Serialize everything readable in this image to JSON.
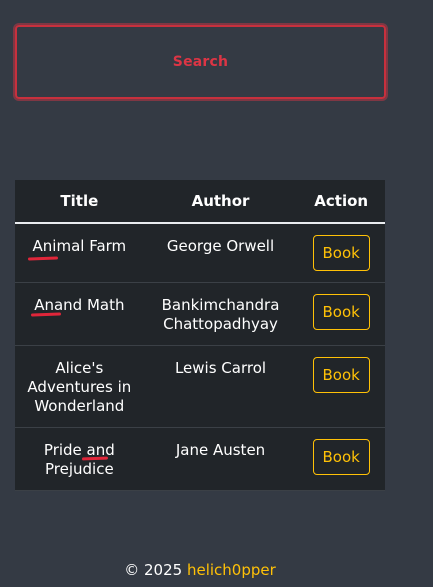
{
  "search": {
    "placeholder": "Search"
  },
  "table": {
    "headers": [
      "Title",
      "Author",
      "Action"
    ],
    "rows": [
      {
        "title": "Animal Farm",
        "author": "George Orwell",
        "action": "Book"
      },
      {
        "title": "Anand Math",
        "author": "Bankimchandra Chattopadhyay",
        "action": "Book"
      },
      {
        "title": "Alice's Adventures in Wonderland",
        "author": "Lewis Carrol",
        "action": "Book"
      },
      {
        "title": "Pride and Prejudice",
        "author": "Jane Austen",
        "action": "Book"
      }
    ]
  },
  "footer": {
    "copyright": "© 2025",
    "author_link": "helich0pper"
  },
  "colors": {
    "background": "#343a44",
    "table_background": "#212529",
    "search_accent": "#dc3545",
    "button_accent": "#ffc107",
    "annotation_mark": "#e0263a"
  }
}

### GOAL
Without the pictures, write out all of the material exactly.

### EXPECTED ANSWER
Serialize everything readable in this image to JSON.
{
  "search": {
    "placeholder": "Search"
  },
  "table": {
    "headers": [
      "Title",
      "Author",
      "Action"
    ],
    "rows": [
      {
        "title": "Animal Farm",
        "author": "George Orwell",
        "action": "Book"
      },
      {
        "title": "Anand Math",
        "author": "Bankimchandra Chattopadhyay",
        "action": "Book"
      },
      {
        "title": "Alice's Adventures in Wonderland",
        "author": "Lewis Carrol",
        "action": "Book"
      },
      {
        "title": "Pride and Prejudice",
        "author": "Jane Austen",
        "action": "Book"
      }
    ]
  },
  "footer": {
    "copyright": "© 2025",
    "author_link": "helich0pper"
  },
  "colors": {
    "background": "#343a44",
    "table_background": "#212529",
    "search_accent": "#dc3545",
    "button_accent": "#ffc107",
    "annotation_mark": "#e0263a"
  }
}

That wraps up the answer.